**REQUIREMENT:** The data must be returned in full and exactly as given.

◆ ◆ ◆ ◆ ◆ ◆ ◆

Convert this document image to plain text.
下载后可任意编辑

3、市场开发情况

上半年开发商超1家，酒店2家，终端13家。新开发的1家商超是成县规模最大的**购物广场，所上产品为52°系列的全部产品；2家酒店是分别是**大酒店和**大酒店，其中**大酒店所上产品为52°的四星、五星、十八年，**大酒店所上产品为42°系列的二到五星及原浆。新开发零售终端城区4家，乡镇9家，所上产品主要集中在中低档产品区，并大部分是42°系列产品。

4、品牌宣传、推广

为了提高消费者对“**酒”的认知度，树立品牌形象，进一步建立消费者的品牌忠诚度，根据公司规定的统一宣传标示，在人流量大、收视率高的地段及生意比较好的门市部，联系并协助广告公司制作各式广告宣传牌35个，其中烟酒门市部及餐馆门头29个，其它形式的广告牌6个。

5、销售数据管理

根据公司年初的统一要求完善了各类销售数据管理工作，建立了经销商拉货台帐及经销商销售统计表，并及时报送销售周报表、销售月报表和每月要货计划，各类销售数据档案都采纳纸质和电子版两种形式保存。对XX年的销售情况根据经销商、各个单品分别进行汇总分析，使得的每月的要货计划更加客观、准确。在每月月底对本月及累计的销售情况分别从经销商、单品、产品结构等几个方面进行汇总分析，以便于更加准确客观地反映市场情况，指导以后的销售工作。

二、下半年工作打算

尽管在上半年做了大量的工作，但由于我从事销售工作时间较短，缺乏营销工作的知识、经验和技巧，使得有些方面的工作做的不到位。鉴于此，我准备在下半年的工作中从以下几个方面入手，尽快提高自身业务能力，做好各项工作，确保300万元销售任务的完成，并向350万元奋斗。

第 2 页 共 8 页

◆ ◆ ◆ ◆ ◆ ◆ ◆

**WRITTEN ANSWER:**
Convert this document image to plain text.
下载后可任意编辑

3、市场开发情况

上半年开发商超1家，酒店2家，终端13家。新开发的1家商超是成县规模最大的**购物广场，所上产品为52°系列的全部产品；2家酒店是分别是**大酒店和**大酒店，其中**大酒店所上产品为52°的四星、五星、十八年，**大酒店所上产品为42°系列的二到五星及原浆。新开发零售终端城区4家，乡镇9家，所上产品主要集中在中低档产品区，并大部分是42°系列产品。

4、品牌宣传、推广

为了提高消费者对“**酒”的认知度，树立品牌形象，进一步建立消费者的品牌忠诚度，根据公司规定的统一宣传标示，在人流量大、收视率高的地段及生意比较好的门市部，联系并协助广告公司制作各式广告宣传牌35个，其中烟酒门市部及餐馆门头29个，其它形式的广告牌6个。

5、销售数据管理

根据公司年初的统一要求完善了各类销售数据管理工作，建立了经销商拉货台帐及经销商销售统计表，并及时报送销售周报表、销售月报表和每月要货计划，各类销售数据档案都采纳纸质和电子版两种形式保存。对XX年的销售情况根据经销商、各个单品分别进行汇总分析，使得的每月的要货计划更加客观、准确。在每月月底对本月及累计的销售情况分别从经销商、单品、产品结构等几个方面进行汇总分析，以便于更加准确客观地反映市场情况，指导以后的销售工作。

二、下半年工作打算

尽管在上半年做了大量的工作，但由于我从事销售工作时间较短，缺乏营销工作的知识、经验和技巧，使得有些方面的工作做的不到位。鉴于此，我准备在下半年的工作中从以下几个方面入手，尽快提高自身业务能力，做好各项工作，确保300万元销售任务的完成，并向350万元奋斗。

第 2 页 共 8 页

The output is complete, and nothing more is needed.